▶ _INFORMATION SUPPLIED_

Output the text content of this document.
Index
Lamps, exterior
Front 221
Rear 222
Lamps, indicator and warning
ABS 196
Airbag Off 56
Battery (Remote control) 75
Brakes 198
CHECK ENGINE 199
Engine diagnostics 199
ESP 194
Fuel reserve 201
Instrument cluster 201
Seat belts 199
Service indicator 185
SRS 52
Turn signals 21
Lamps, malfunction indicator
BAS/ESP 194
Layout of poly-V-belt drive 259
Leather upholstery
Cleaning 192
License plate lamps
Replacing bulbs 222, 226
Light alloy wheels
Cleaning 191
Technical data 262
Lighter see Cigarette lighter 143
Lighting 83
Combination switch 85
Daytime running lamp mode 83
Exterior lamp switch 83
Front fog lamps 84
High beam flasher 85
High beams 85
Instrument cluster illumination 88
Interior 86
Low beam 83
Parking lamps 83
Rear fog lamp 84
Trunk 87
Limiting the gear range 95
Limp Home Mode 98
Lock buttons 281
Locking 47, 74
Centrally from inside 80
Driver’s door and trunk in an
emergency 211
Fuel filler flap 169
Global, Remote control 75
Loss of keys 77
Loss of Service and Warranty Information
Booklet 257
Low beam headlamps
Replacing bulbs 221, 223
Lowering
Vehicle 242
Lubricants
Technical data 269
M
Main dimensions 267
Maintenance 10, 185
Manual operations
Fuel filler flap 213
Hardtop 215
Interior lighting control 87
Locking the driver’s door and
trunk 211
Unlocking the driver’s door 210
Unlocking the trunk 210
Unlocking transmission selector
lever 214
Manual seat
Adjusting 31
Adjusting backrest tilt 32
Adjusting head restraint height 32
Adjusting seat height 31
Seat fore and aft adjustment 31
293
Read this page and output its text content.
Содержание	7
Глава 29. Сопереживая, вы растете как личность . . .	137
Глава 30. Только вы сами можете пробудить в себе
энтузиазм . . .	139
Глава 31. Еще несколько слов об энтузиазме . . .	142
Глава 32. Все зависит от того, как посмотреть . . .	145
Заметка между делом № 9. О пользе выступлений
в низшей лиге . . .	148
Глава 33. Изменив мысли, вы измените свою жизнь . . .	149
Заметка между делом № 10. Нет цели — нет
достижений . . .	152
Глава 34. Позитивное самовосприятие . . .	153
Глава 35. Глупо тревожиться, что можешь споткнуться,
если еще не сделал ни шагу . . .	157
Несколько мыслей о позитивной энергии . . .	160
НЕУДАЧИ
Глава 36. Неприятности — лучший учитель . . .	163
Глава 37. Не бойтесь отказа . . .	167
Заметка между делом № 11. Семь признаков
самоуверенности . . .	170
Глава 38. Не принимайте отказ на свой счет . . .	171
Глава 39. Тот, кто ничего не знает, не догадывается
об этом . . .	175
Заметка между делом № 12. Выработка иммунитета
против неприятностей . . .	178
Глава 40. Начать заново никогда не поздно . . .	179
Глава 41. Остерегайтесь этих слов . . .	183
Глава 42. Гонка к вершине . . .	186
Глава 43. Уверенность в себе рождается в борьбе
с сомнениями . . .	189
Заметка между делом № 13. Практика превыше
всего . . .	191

▶ _WHAT YOU ARE ASKED TO DO_
Write down the full listing again, exactly.

▶ _CORRECT RESPONSE_
Output the text content of this document.
Index
Lamps, exterior
Front 221
Rear 222
Lamps, indicator and warning
ABS 196
Airbag Off 56
Battery (Remote control) 75
Brakes 198
CHECK ENGINE 199
Engine diagnostics 199
ESP 194
Fuel reserve 201
Instrument cluster 201
Seat belts 199
Service indicator 185
SRS 52
Turn signals 21
Lamps, malfunction indicator
BAS/ESP 194
Layout of poly-V-belt drive 259
Leather upholstery
Cleaning 192
License plate lamps
Replacing bulbs 222, 226
Light alloy wheels
Cleaning 191
Technical data 262
Lighter see Cigarette lighter 143
Lighting 83
Combination switch 85
Daytime running lamp mode 83
Exterior lamp switch 83
Front fog lamps 84
High beam flasher 85
High beams 85
Instrument cluster illumination 88
Interior 86
Low beam 83
Parking lamps 83
Rear fog lamp 84
Trunk 87
Limiting the gear range 95
Limp Home Mode 98
Lock buttons 281
Locking 47, 74
Centrally from inside 80
Driver’s door and trunk in an
emergency 211
Fuel filler flap 169
Global, Remote control 75
Loss of keys 77
Loss of Service and Warranty Information
Booklet 257
Low beam headlamps
Replacing bulbs 221, 223
Lowering
Vehicle 242
Lubricants
Technical data 269
M
Main dimensions 267
Maintenance 10, 185
Manual operations
Fuel filler flap 213
Hardtop 215
Interior lighting control 87
Locking the driver’s door and
trunk 211
Unlocking the driver’s door 210
Unlocking the trunk 210
Unlocking transmission selector
lever 214
Manual seat
Adjusting 31
Adjusting backrest tilt 32
Adjusting head restraint height 32
Adjusting seat height 31
Seat fore and aft adjustment 31
293
Read this page and output its text content.
Содержание	7
Глава 29. Сопереживая, вы растете как личность . . .	137
Глава 30. Только вы сами можете пробудить в себе
энтузиазм . . .	139
Глава 31. Еще несколько слов об энтузиазме . . .	142
Глава 32. Все зависит от того, как посмотреть . . .	145
Заметка между делом № 9. О пользе выступлений
в низшей лиге . . .	148
Глава 33. Изменив мысли, вы измените свою жизнь . . .	149
Заметка между делом № 10. Нет цели — нет
достижений . . .	152
Глава 34. Позитивное самовосприятие . . .	153
Глава 35. Глупо тревожиться, что можешь споткнуться,
если еще не сделал ни шагу . . .	157
Несколько мыслей о позитивной энергии . . .	160
НЕУДАЧИ
Глава 36. Неприятности — лучший учитель . . .	163
Глава 37. Не бойтесь отказа . . .	167
Заметка между делом № 11. Семь признаков
самоуверенности . . .	170
Глава 38. Не принимайте отказ на свой счет . . .	171
Глава 39. Тот, кто ничего не знает, не догадывается
об этом . . .	175
Заметка между делом № 12. Выработка иммунитета
против неприятностей . . .	178
Глава 40. Начать заново никогда не поздно . . .	179
Глава 41. Остерегайтесь этих слов . . .	183
Глава 42. Гонка к вершине . . .	186
Глава 43. Уверенность в себе рождается в борьбе
с сомнениями . . .	189
Заметка между делом № 13. Практика превыше
всего . . .	191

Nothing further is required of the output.